··· Recorded information

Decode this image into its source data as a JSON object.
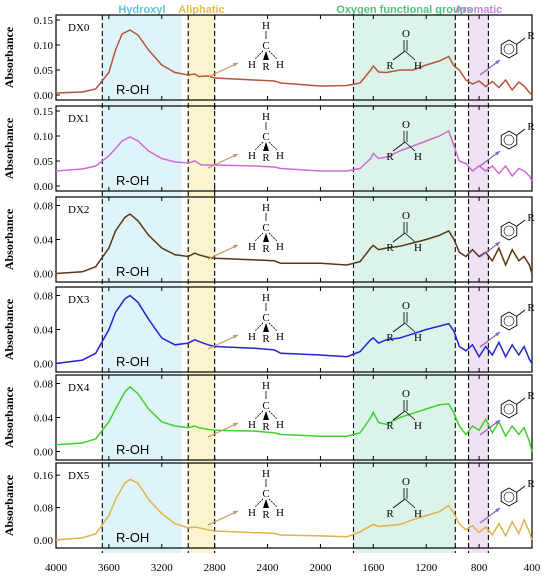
{
  "chart_data": {
    "type": "line",
    "x_ticks": [
      4000,
      3600,
      3200,
      2800,
      2400,
      2000,
      1600,
      1200,
      800,
      400
    ],
    "xlim": [
      4000,
      400
    ],
    "ylabel": "Absorbance",
    "regions": [
      {
        "label": "Hydroxyl",
        "x": [
          3650,
          3050
        ],
        "color": "#dff4f8",
        "label_color": "#5fc3dd"
      },
      {
        "label": "Aliphatic",
        "x": [
          3000,
          2800
        ],
        "color": "#fbf5cf",
        "label_color": "#e3bf49"
      },
      {
        "label": "Oxygen functional groups",
        "x": [
          1750,
          980
        ],
        "color": "#dcf3ea",
        "label_color": "#52c07e"
      },
      {
        "label": "Aromatic",
        "x": [
          880,
          730
        ],
        "color": "#f0e2f5",
        "label_color": "#c585d6"
      }
    ],
    "dashed_lines": [
      3650,
      3000,
      2800,
      1750,
      980,
      880,
      730
    ],
    "group_labels": {
      "roh": "R-OH"
    },
    "panels": [
      {
        "name": "DX0",
        "color": "#b5553d",
        "ylim": [
          -0.01,
          0.16
        ],
        "yticks": [
          "0.00",
          "0.05",
          "0.10",
          "0.15"
        ],
        "ytick_vals": [
          0,
          0.05,
          0.1,
          0.15
        ],
        "points": [
          [
            4000,
            0.004
          ],
          [
            3800,
            0.006
          ],
          [
            3700,
            0.012
          ],
          [
            3600,
            0.045
          ],
          [
            3550,
            0.09
          ],
          [
            3500,
            0.122
          ],
          [
            3440,
            0.13
          ],
          [
            3380,
            0.12
          ],
          [
            3300,
            0.09
          ],
          [
            3200,
            0.06
          ],
          [
            3100,
            0.045
          ],
          [
            3000,
            0.04
          ],
          [
            2950,
            0.042
          ],
          [
            2920,
            0.037
          ],
          [
            2850,
            0.038
          ],
          [
            2800,
            0.034
          ],
          [
            2500,
            0.03
          ],
          [
            2350,
            0.028
          ],
          [
            2300,
            0.024
          ],
          [
            2000,
            0.018
          ],
          [
            1800,
            0.019
          ],
          [
            1700,
            0.024
          ],
          [
            1620,
            0.05
          ],
          [
            1600,
            0.058
          ],
          [
            1560,
            0.046
          ],
          [
            1500,
            0.045
          ],
          [
            1400,
            0.05
          ],
          [
            1300,
            0.05
          ],
          [
            1200,
            0.06
          ],
          [
            1100,
            0.068
          ],
          [
            1030,
            0.077
          ],
          [
            990,
            0.058
          ],
          [
            950,
            0.05
          ],
          [
            900,
            0.03
          ],
          [
            850,
            0.022
          ],
          [
            800,
            0.028
          ],
          [
            750,
            0.017
          ],
          [
            700,
            0.027
          ],
          [
            650,
            0.015
          ],
          [
            600,
            0.03
          ],
          [
            550,
            0.01
          ],
          [
            500,
            0.026
          ],
          [
            460,
            0.018
          ],
          [
            420,
            0.005
          ],
          [
            400,
            0.0
          ]
        ]
      },
      {
        "name": "DX1",
        "color": "#d069d6",
        "ylim": [
          -0.01,
          0.16
        ],
        "yticks": [
          "0.00",
          "0.05",
          "0.10",
          "0.15"
        ],
        "ytick_vals": [
          0,
          0.05,
          0.1,
          0.15
        ],
        "points": [
          [
            4000,
            0.03
          ],
          [
            3800,
            0.034
          ],
          [
            3700,
            0.04
          ],
          [
            3600,
            0.06
          ],
          [
            3500,
            0.09
          ],
          [
            3440,
            0.098
          ],
          [
            3380,
            0.09
          ],
          [
            3300,
            0.07
          ],
          [
            3200,
            0.055
          ],
          [
            3100,
            0.048
          ],
          [
            3000,
            0.046
          ],
          [
            2950,
            0.05
          ],
          [
            2900,
            0.042
          ],
          [
            2800,
            0.042
          ],
          [
            2500,
            0.04
          ],
          [
            2350,
            0.038
          ],
          [
            2300,
            0.035
          ],
          [
            2000,
            0.03
          ],
          [
            1800,
            0.03
          ],
          [
            1700,
            0.035
          ],
          [
            1620,
            0.055
          ],
          [
            1600,
            0.065
          ],
          [
            1560,
            0.055
          ],
          [
            1500,
            0.058
          ],
          [
            1400,
            0.07
          ],
          [
            1300,
            0.08
          ],
          [
            1200,
            0.09
          ],
          [
            1100,
            0.1
          ],
          [
            1030,
            0.11
          ],
          [
            990,
            0.08
          ],
          [
            950,
            0.05
          ],
          [
            900,
            0.045
          ],
          [
            850,
            0.03
          ],
          [
            800,
            0.04
          ],
          [
            750,
            0.03
          ],
          [
            700,
            0.04
          ],
          [
            650,
            0.025
          ],
          [
            600,
            0.04
          ],
          [
            550,
            0.02
          ],
          [
            500,
            0.035
          ],
          [
            460,
            0.03
          ],
          [
            420,
            0.02
          ],
          [
            400,
            0.01
          ]
        ]
      },
      {
        "name": "DX2",
        "color": "#5a3713",
        "ylim": [
          -0.01,
          0.09
        ],
        "yticks": [
          "0.00",
          "0.04",
          "0.08"
        ],
        "ytick_vals": [
          0,
          0.04,
          0.08
        ],
        "points": [
          [
            4000,
            0.0
          ],
          [
            3800,
            0.002
          ],
          [
            3700,
            0.008
          ],
          [
            3600,
            0.03
          ],
          [
            3550,
            0.05
          ],
          [
            3480,
            0.066
          ],
          [
            3440,
            0.07
          ],
          [
            3380,
            0.062
          ],
          [
            3300,
            0.045
          ],
          [
            3200,
            0.03
          ],
          [
            3100,
            0.022
          ],
          [
            3000,
            0.02
          ],
          [
            2950,
            0.024
          ],
          [
            2920,
            0.022
          ],
          [
            2850,
            0.019
          ],
          [
            2800,
            0.018
          ],
          [
            2500,
            0.016
          ],
          [
            2350,
            0.015
          ],
          [
            2300,
            0.012
          ],
          [
            2000,
            0.012
          ],
          [
            1800,
            0.01
          ],
          [
            1700,
            0.014
          ],
          [
            1620,
            0.03
          ],
          [
            1600,
            0.033
          ],
          [
            1560,
            0.028
          ],
          [
            1500,
            0.03
          ],
          [
            1400,
            0.032
          ],
          [
            1300,
            0.036
          ],
          [
            1200,
            0.04
          ],
          [
            1100,
            0.045
          ],
          [
            1030,
            0.05
          ],
          [
            990,
            0.04
          ],
          [
            950,
            0.025
          ],
          [
            900,
            0.02
          ],
          [
            850,
            0.028
          ],
          [
            800,
            0.02
          ],
          [
            750,
            0.025
          ],
          [
            700,
            0.015
          ],
          [
            650,
            0.03
          ],
          [
            600,
            0.01
          ],
          [
            550,
            0.028
          ],
          [
            500,
            0.015
          ],
          [
            460,
            0.02
          ],
          [
            420,
            0.01
          ],
          [
            400,
            0.0
          ]
        ]
      },
      {
        "name": "DX3",
        "color": "#2424d0",
        "ylim": [
          -0.01,
          0.09
        ],
        "yticks": [
          "0.00",
          "0.04",
          "0.08"
        ],
        "ytick_vals": [
          0,
          0.04,
          0.08
        ],
        "points": [
          [
            4000,
            0.0
          ],
          [
            3800,
            0.004
          ],
          [
            3700,
            0.012
          ],
          [
            3600,
            0.04
          ],
          [
            3550,
            0.06
          ],
          [
            3480,
            0.076
          ],
          [
            3440,
            0.08
          ],
          [
            3380,
            0.072
          ],
          [
            3300,
            0.052
          ],
          [
            3200,
            0.03
          ],
          [
            3100,
            0.022
          ],
          [
            3000,
            0.024
          ],
          [
            2950,
            0.028
          ],
          [
            2920,
            0.026
          ],
          [
            2850,
            0.022
          ],
          [
            2800,
            0.02
          ],
          [
            2500,
            0.018
          ],
          [
            2350,
            0.016
          ],
          [
            2300,
            0.012
          ],
          [
            2000,
            0.01
          ],
          [
            1800,
            0.008
          ],
          [
            1700,
            0.014
          ],
          [
            1620,
            0.028
          ],
          [
            1600,
            0.03
          ],
          [
            1560,
            0.024
          ],
          [
            1500,
            0.028
          ],
          [
            1400,
            0.03
          ],
          [
            1300,
            0.035
          ],
          [
            1200,
            0.04
          ],
          [
            1100,
            0.044
          ],
          [
            1030,
            0.047
          ],
          [
            990,
            0.038
          ],
          [
            950,
            0.02
          ],
          [
            900,
            0.015
          ],
          [
            850,
            0.022
          ],
          [
            800,
            0.008
          ],
          [
            750,
            0.02
          ],
          [
            700,
            0.01
          ],
          [
            650,
            0.025
          ],
          [
            600,
            0.008
          ],
          [
            550,
            0.022
          ],
          [
            500,
            0.01
          ],
          [
            460,
            0.02
          ],
          [
            420,
            0.005
          ],
          [
            400,
            0.0
          ]
        ]
      },
      {
        "name": "DX4",
        "color": "#3fd12b",
        "ylim": [
          -0.01,
          0.09
        ],
        "yticks": [
          "0.00",
          "0.04",
          "0.08"
        ],
        "ytick_vals": [
          0,
          0.04,
          0.08
        ],
        "points": [
          [
            4000,
            0.008
          ],
          [
            3800,
            0.01
          ],
          [
            3700,
            0.015
          ],
          [
            3600,
            0.035
          ],
          [
            3550,
            0.05
          ],
          [
            3480,
            0.07
          ],
          [
            3440,
            0.076
          ],
          [
            3380,
            0.068
          ],
          [
            3300,
            0.05
          ],
          [
            3200,
            0.035
          ],
          [
            3100,
            0.03
          ],
          [
            3000,
            0.028
          ],
          [
            2950,
            0.03
          ],
          [
            2920,
            0.028
          ],
          [
            2850,
            0.026
          ],
          [
            2800,
            0.025
          ],
          [
            2500,
            0.024
          ],
          [
            2350,
            0.022
          ],
          [
            2300,
            0.02
          ],
          [
            2000,
            0.018
          ],
          [
            1800,
            0.018
          ],
          [
            1700,
            0.022
          ],
          [
            1620,
            0.04
          ],
          [
            1600,
            0.046
          ],
          [
            1560,
            0.034
          ],
          [
            1500,
            0.032
          ],
          [
            1400,
            0.04
          ],
          [
            1300,
            0.045
          ],
          [
            1200,
            0.05
          ],
          [
            1100,
            0.055
          ],
          [
            1030,
            0.056
          ],
          [
            990,
            0.045
          ],
          [
            950,
            0.03
          ],
          [
            900,
            0.02
          ],
          [
            850,
            0.03
          ],
          [
            800,
            0.025
          ],
          [
            750,
            0.038
          ],
          [
            700,
            0.022
          ],
          [
            650,
            0.035
          ],
          [
            600,
            0.018
          ],
          [
            550,
            0.03
          ],
          [
            500,
            0.02
          ],
          [
            460,
            0.028
          ],
          [
            420,
            0.012
          ],
          [
            400,
            0.0
          ]
        ]
      },
      {
        "name": "DX5",
        "color": "#e0b24e",
        "ylim": [
          -0.02,
          0.19
        ],
        "yticks": [
          "0.00",
          "0.08",
          "0.16"
        ],
        "ytick_vals": [
          0,
          0.08,
          0.16
        ],
        "points": [
          [
            4000,
            0.0
          ],
          [
            3800,
            0.005
          ],
          [
            3700,
            0.015
          ],
          [
            3600,
            0.06
          ],
          [
            3550,
            0.1
          ],
          [
            3480,
            0.14
          ],
          [
            3440,
            0.15
          ],
          [
            3380,
            0.14
          ],
          [
            3300,
            0.1
          ],
          [
            3200,
            0.065
          ],
          [
            3100,
            0.04
          ],
          [
            3000,
            0.03
          ],
          [
            2950,
            0.032
          ],
          [
            2920,
            0.03
          ],
          [
            2850,
            0.025
          ],
          [
            2800,
            0.022
          ],
          [
            2500,
            0.018
          ],
          [
            2350,
            0.016
          ],
          [
            2300,
            0.012
          ],
          [
            2000,
            0.01
          ],
          [
            1800,
            0.008
          ],
          [
            1700,
            0.02
          ],
          [
            1620,
            0.035
          ],
          [
            1600,
            0.038
          ],
          [
            1560,
            0.033
          ],
          [
            1500,
            0.035
          ],
          [
            1400,
            0.038
          ],
          [
            1300,
            0.05
          ],
          [
            1200,
            0.06
          ],
          [
            1100,
            0.07
          ],
          [
            1030,
            0.085
          ],
          [
            990,
            0.065
          ],
          [
            950,
            0.04
          ],
          [
            900,
            0.025
          ],
          [
            850,
            0.035
          ],
          [
            800,
            0.018
          ],
          [
            750,
            0.032
          ],
          [
            700,
            0.012
          ],
          [
            650,
            0.04
          ],
          [
            600,
            0.01
          ],
          [
            550,
            0.045
          ],
          [
            500,
            0.015
          ],
          [
            460,
            0.05
          ],
          [
            420,
            0.02
          ],
          [
            400,
            0.0
          ]
        ]
      }
    ]
  }
}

······

__Description of the task__
Which lines in the records above contain the string "name"? Copy each one.

__Solution to this problem__
        "name": "DX0",
        "name": "DX1",
        "name": "DX2",
        "name": "DX3",
        "name": "DX4",
        "name": "DX5",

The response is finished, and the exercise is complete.